**TO DO**
Produce a word-for-word copy of the listing below without its pictures.
Start
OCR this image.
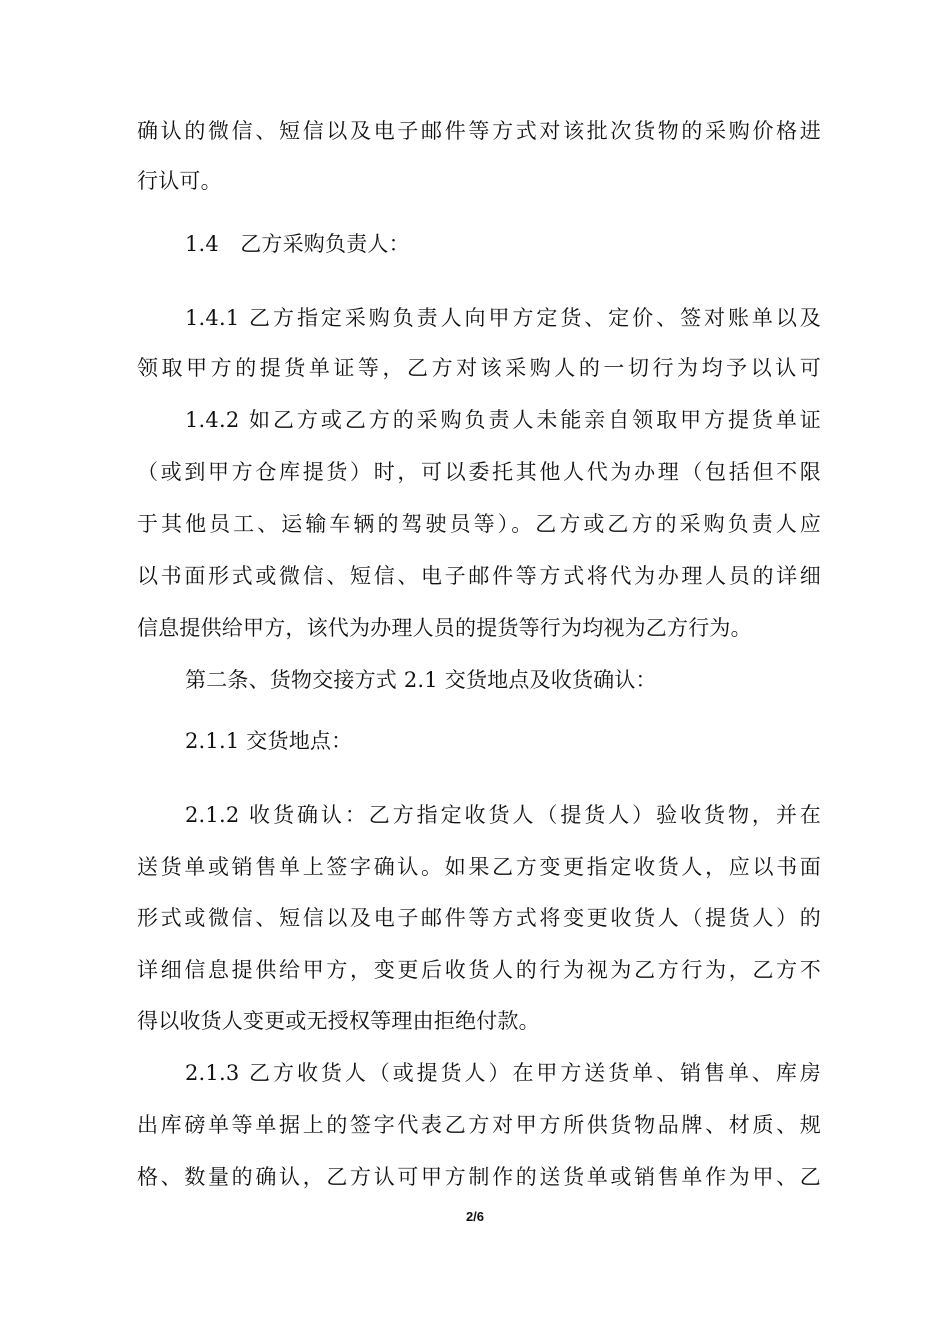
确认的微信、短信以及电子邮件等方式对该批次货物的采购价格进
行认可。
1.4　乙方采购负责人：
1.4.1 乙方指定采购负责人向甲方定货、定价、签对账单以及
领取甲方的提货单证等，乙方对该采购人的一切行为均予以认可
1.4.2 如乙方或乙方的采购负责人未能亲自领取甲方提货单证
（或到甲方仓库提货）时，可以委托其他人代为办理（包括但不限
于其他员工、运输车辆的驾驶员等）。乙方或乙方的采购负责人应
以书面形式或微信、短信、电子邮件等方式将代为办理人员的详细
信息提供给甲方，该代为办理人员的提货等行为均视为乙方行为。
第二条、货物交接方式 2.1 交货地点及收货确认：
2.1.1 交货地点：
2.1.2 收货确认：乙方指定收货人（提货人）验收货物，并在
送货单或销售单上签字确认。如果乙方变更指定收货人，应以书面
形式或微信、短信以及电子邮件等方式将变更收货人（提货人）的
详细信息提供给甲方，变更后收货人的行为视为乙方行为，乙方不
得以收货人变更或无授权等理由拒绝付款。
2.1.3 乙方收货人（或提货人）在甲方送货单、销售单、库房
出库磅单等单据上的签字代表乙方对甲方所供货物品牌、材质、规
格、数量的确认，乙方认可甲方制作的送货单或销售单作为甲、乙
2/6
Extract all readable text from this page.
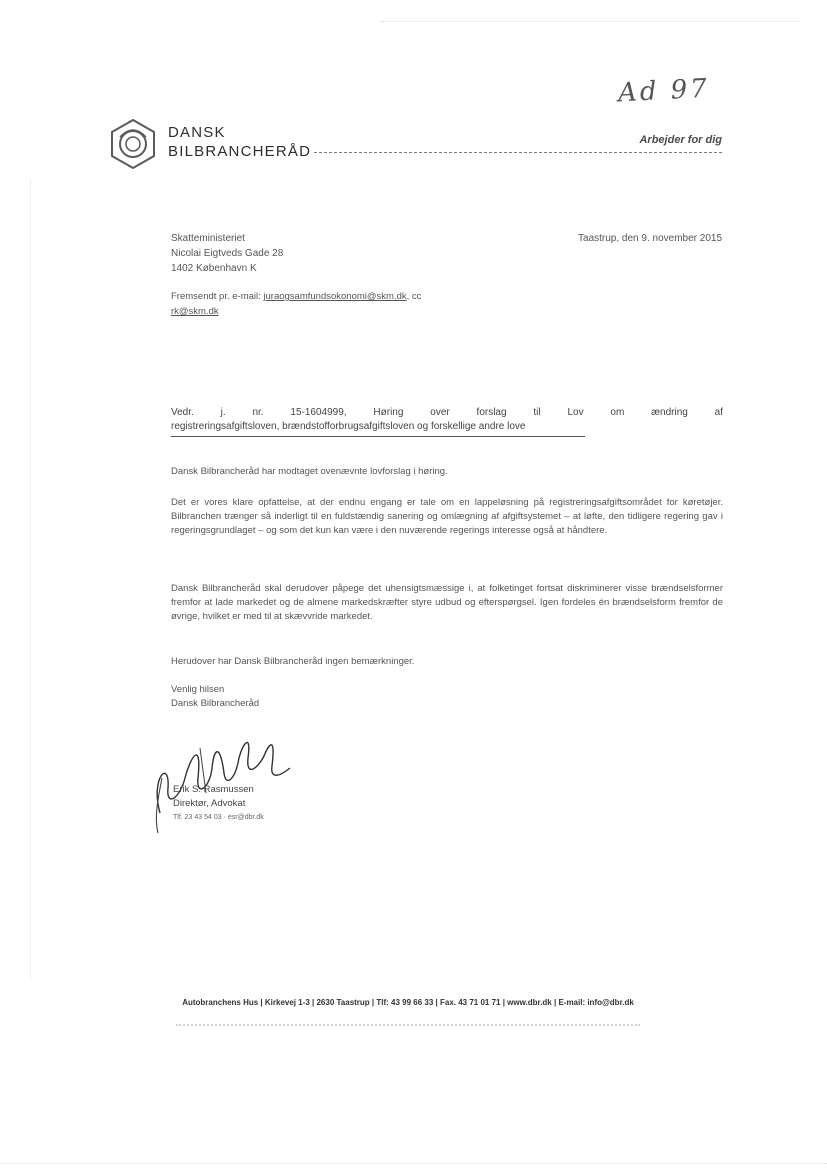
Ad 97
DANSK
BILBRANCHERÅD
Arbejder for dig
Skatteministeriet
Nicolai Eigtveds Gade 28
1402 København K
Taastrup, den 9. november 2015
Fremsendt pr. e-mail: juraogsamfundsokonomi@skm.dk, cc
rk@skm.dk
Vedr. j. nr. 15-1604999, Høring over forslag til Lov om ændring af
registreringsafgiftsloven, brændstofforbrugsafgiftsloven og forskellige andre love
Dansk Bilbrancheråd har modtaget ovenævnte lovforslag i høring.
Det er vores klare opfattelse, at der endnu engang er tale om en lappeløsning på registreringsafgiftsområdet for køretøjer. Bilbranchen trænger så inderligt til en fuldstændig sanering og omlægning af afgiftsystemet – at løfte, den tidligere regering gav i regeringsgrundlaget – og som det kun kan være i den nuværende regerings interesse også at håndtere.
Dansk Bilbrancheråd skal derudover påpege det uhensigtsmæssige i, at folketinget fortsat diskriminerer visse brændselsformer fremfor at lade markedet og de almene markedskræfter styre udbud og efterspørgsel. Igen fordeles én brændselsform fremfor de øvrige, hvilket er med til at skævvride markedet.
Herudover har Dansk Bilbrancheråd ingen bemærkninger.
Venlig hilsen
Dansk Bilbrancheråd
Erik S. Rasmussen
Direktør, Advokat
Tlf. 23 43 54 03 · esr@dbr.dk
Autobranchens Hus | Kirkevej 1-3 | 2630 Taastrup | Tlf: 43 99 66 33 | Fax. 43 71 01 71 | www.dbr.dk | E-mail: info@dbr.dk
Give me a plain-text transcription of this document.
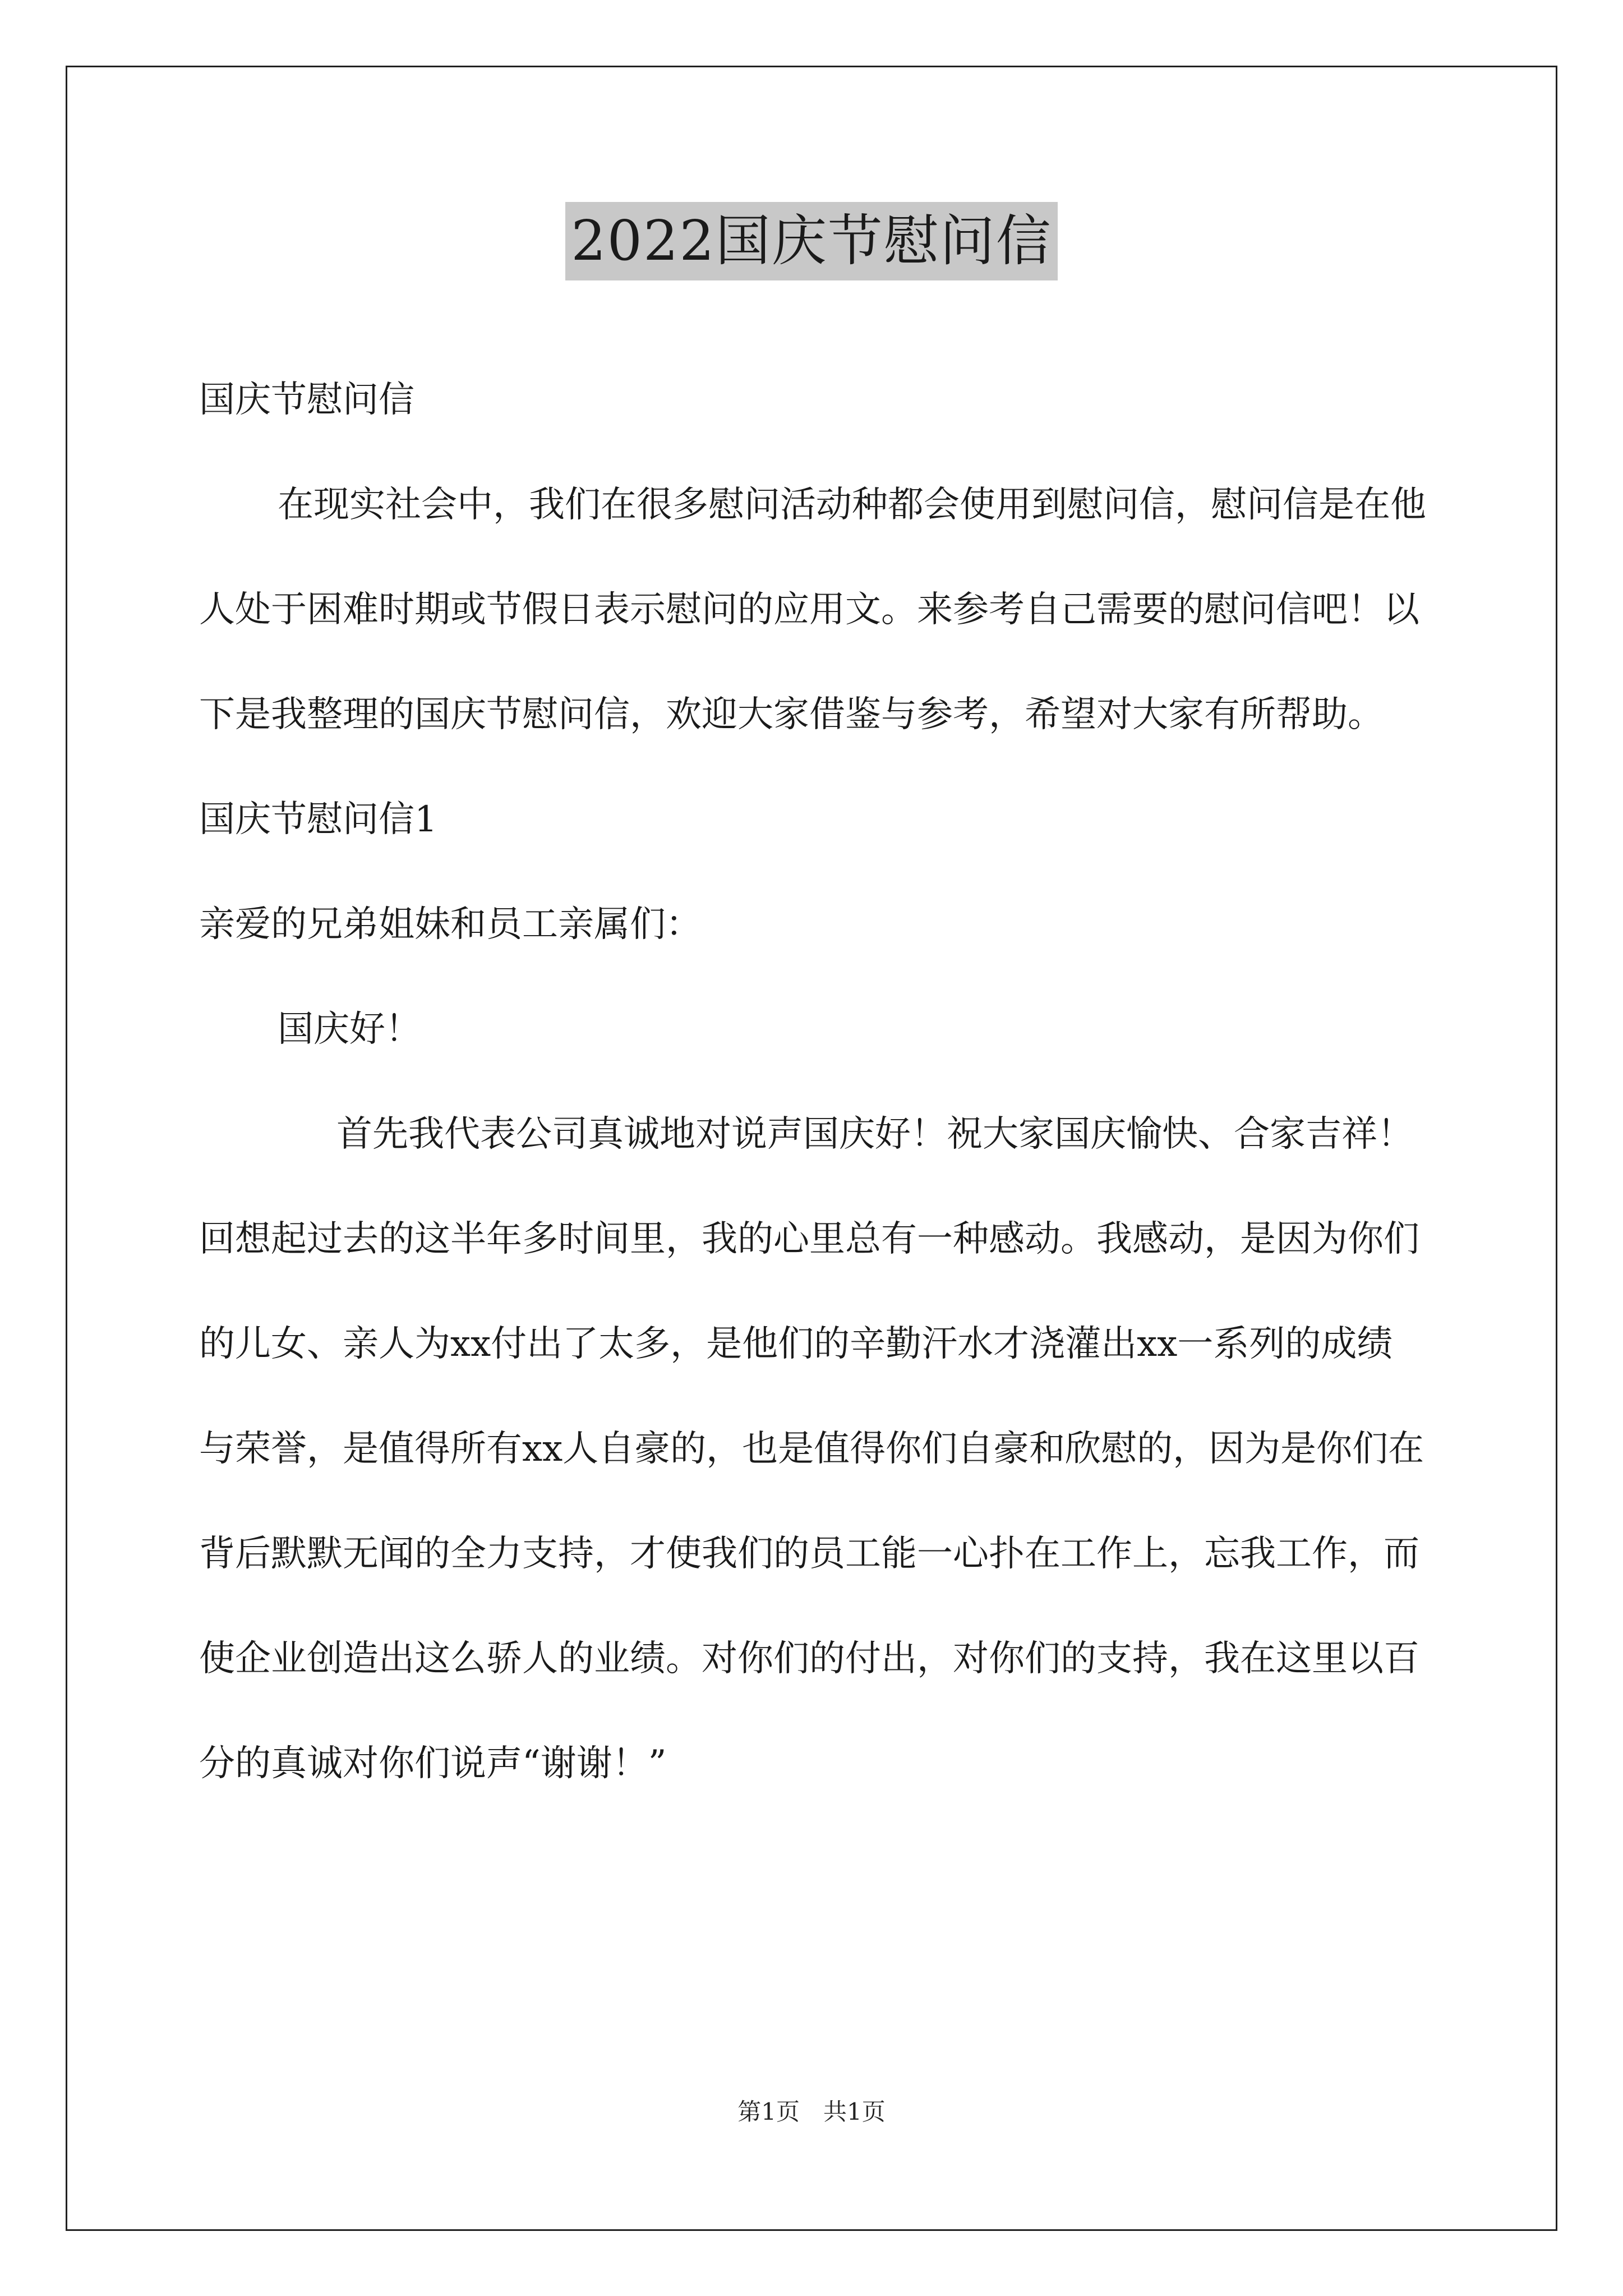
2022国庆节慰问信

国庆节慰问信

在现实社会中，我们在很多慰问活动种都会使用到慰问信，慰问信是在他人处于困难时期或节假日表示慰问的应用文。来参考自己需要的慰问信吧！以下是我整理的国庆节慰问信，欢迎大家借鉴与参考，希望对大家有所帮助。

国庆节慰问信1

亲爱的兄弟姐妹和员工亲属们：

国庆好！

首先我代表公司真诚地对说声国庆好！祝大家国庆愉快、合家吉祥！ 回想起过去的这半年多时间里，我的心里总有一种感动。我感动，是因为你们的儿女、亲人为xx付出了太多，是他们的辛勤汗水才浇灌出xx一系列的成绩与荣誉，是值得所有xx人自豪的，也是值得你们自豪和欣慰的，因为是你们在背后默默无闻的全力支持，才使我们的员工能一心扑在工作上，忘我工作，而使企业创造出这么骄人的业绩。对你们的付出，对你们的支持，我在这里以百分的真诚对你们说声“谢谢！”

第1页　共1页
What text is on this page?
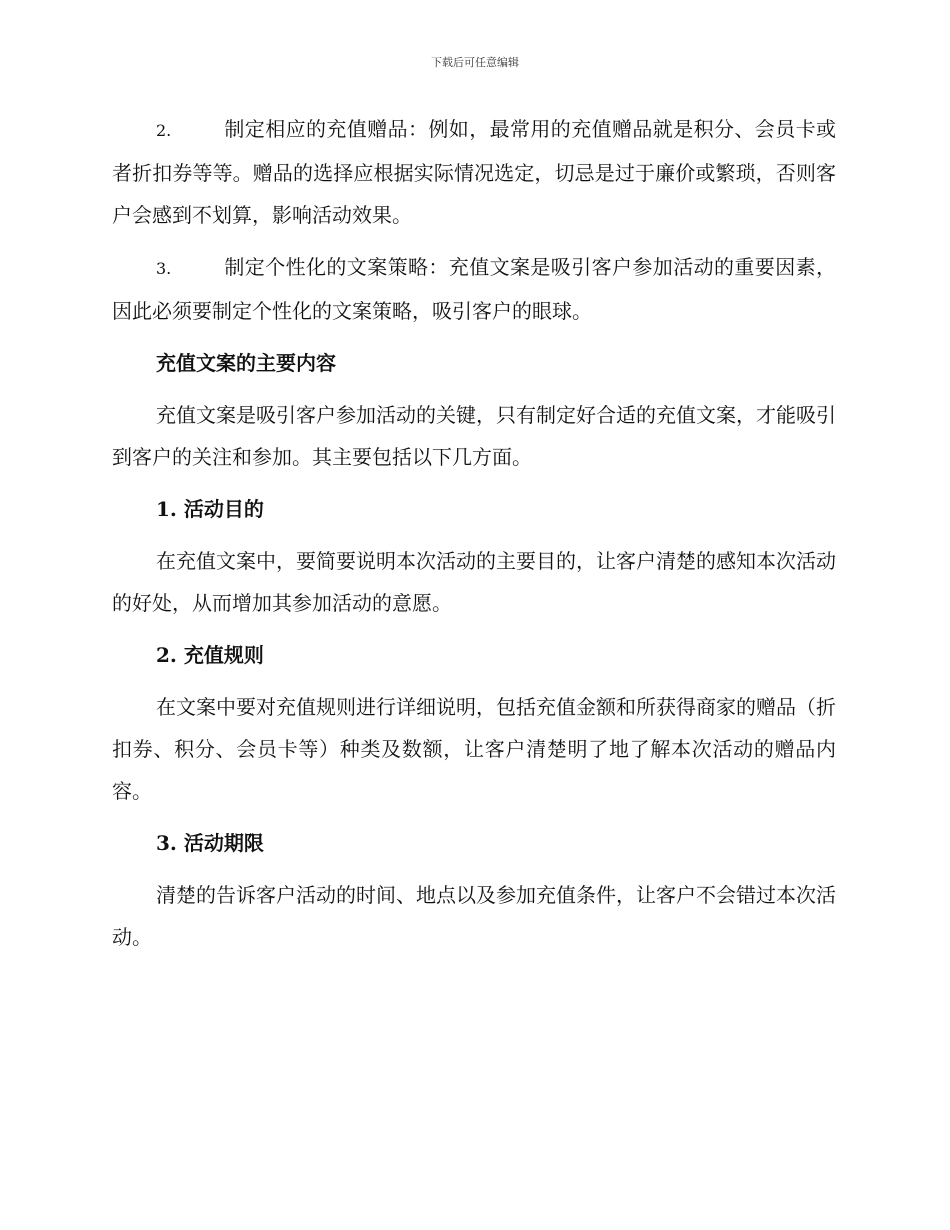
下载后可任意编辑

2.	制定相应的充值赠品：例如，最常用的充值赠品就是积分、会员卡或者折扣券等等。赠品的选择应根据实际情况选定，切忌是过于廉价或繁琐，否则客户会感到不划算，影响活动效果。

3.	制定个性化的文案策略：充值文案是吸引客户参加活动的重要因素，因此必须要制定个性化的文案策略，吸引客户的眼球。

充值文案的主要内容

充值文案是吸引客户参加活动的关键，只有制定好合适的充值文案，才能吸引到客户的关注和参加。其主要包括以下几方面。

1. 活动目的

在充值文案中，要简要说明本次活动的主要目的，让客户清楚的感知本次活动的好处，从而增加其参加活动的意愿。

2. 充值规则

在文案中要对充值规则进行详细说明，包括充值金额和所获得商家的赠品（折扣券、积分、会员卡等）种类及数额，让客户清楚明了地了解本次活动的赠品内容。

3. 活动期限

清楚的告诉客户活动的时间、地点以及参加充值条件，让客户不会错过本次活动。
End
**RESPONSE BELOW**
OCR this image.
确认的微信、短信以及电子邮件等方式对该批次货物的采购价格进
行认可。
1.4　乙方采购负责人：
1.4.1 乙方指定采购负责人向甲方定货、定价、签对账单以及
领取甲方的提货单证等，乙方对该采购人的一切行为均予以认可
1.4.2 如乙方或乙方的采购负责人未能亲自领取甲方提货单证
（或到甲方仓库提货）时，可以委托其他人代为办理（包括但不限
于其他员工、运输车辆的驾驶员等）。乙方或乙方的采购负责人应
以书面形式或微信、短信、电子邮件等方式将代为办理人员的详细
信息提供给甲方，该代为办理人员的提货等行为均视为乙方行为。
第二条、货物交接方式 2.1 交货地点及收货确认：
2.1.1 交货地点：
2.1.2 收货确认：乙方指定收货人（提货人）验收货物，并在
送货单或销售单上签字确认。如果乙方变更指定收货人，应以书面
形式或微信、短信以及电子邮件等方式将变更收货人（提货人）的
详细信息提供给甲方，变更后收货人的行为视为乙方行为，乙方不
得以收货人变更或无授权等理由拒绝付款。
2.1.3 乙方收货人（或提货人）在甲方送货单、销售单、库房
出库磅单等单据上的签字代表乙方对甲方所供货物品牌、材质、规
格、数量的确认，乙方认可甲方制作的送货单或销售单作为甲、乙
2/6
Extract all readable text from this page.
Ad 97
DANSK
BILBRANCHERÅD
Arbejder for dig
Skatteministeriet
Nicolai Eigtveds Gade 28
1402 København K
Taastrup, den 9. november 2015
Fremsendt pr. e-mail: juraogsamfundsokonomi@skm.dk, cc
rk@skm.dk
Vedr. j. nr. 15-1604999, Høring over forslag til Lov om ændring af
registreringsafgiftsloven, brændstofforbrugsafgiftsloven og forskellige andre love
Dansk Bilbrancheråd har modtaget ovenævnte lovforslag i høring.
Det er vores klare opfattelse, at der endnu engang er tale om en lappeløsning på registreringsafgiftsområdet for køretøjer. Bilbranchen trænger så inderligt til en fuldstændig sanering og omlægning af afgiftsystemet – at løfte, den tidligere regering gav i regeringsgrundlaget – og som det kun kan være i den nuværende regerings interesse også at håndtere.
Dansk Bilbrancheråd skal derudover påpege det uhensigtsmæssige i, at folketinget fortsat diskriminerer visse brændselsformer fremfor at lade markedet og de almene markedskræfter styre udbud og efterspørgsel. Igen fordeles én brændselsform fremfor de øvrige, hvilket er med til at skævvride markedet.
Herudover har Dansk Bilbrancheråd ingen bemærkninger.
Venlig hilsen
Dansk Bilbrancheråd
Erik S. Rasmussen
Direktør, Advokat
Tlf. 23 43 54 03 · esr@dbr.dk
Autobranchens Hus | Kirkevej 1-3 | 2630 Taastrup | Tlf: 43 99 66 33 | Fax. 43 71 01 71 | www.dbr.dk | E-mail: info@dbr.dk
Give me a plain-text transcription of this document.
2022国庆节慰问信

国庆节慰问信

在现实社会中，我们在很多慰问活动种都会使用到慰问信，慰问信是在他人处于困难时期或节假日表示慰问的应用文。来参考自己需要的慰问信吧！以下是我整理的国庆节慰问信，欢迎大家借鉴与参考，希望对大家有所帮助。

国庆节慰问信1

亲爱的兄弟姐妹和员工亲属们：

国庆好！

首先我代表公司真诚地对说声国庆好！祝大家国庆愉快、合家吉祥！ 回想起过去的这半年多时间里，我的心里总有一种感动。我感动，是因为你们的儿女、亲人为xx付出了太多，是他们的辛勤汗水才浇灌出xx一系列的成绩与荣誉，是值得所有xx人自豪的，也是值得你们自豪和欣慰的，因为是你们在背后默默无闻的全力支持，才使我们的员工能一心扑在工作上，忘我工作，而使企业创造出这么骄人的业绩。对你们的付出，对你们的支持，我在这里以百分的真诚对你们说声“谢谢！”

第1页　共1页
What text is on this page?
下载后可任意编辑

2.	制定相应的充值赠品：例如，最常用的充值赠品就是积分、会员卡或者折扣券等等。赠品的选择应根据实际情况选定，切忌是过于廉价或繁琐，否则客户会感到不划算，影响活动效果。

3.	制定个性化的文案策略：充值文案是吸引客户参加活动的重要因素，因此必须要制定个性化的文案策略，吸引客户的眼球。

充值文案的主要内容

充值文案是吸引客户参加活动的关键，只有制定好合适的充值文案，才能吸引到客户的关注和参加。其主要包括以下几方面。

1. 活动目的

在充值文案中，要简要说明本次活动的主要目的，让客户清楚的感知本次活动的好处，从而增加其参加活动的意愿。

2. 充值规则

在文案中要对充值规则进行详细说明，包括充值金额和所获得商家的赠品（折扣券、积分、会员卡等）种类及数额，让客户清楚明了地了解本次活动的赠品内容。

3. 活动期限

清楚的告诉客户活动的时间、地点以及参加充值条件，让客户不会错过本次活动。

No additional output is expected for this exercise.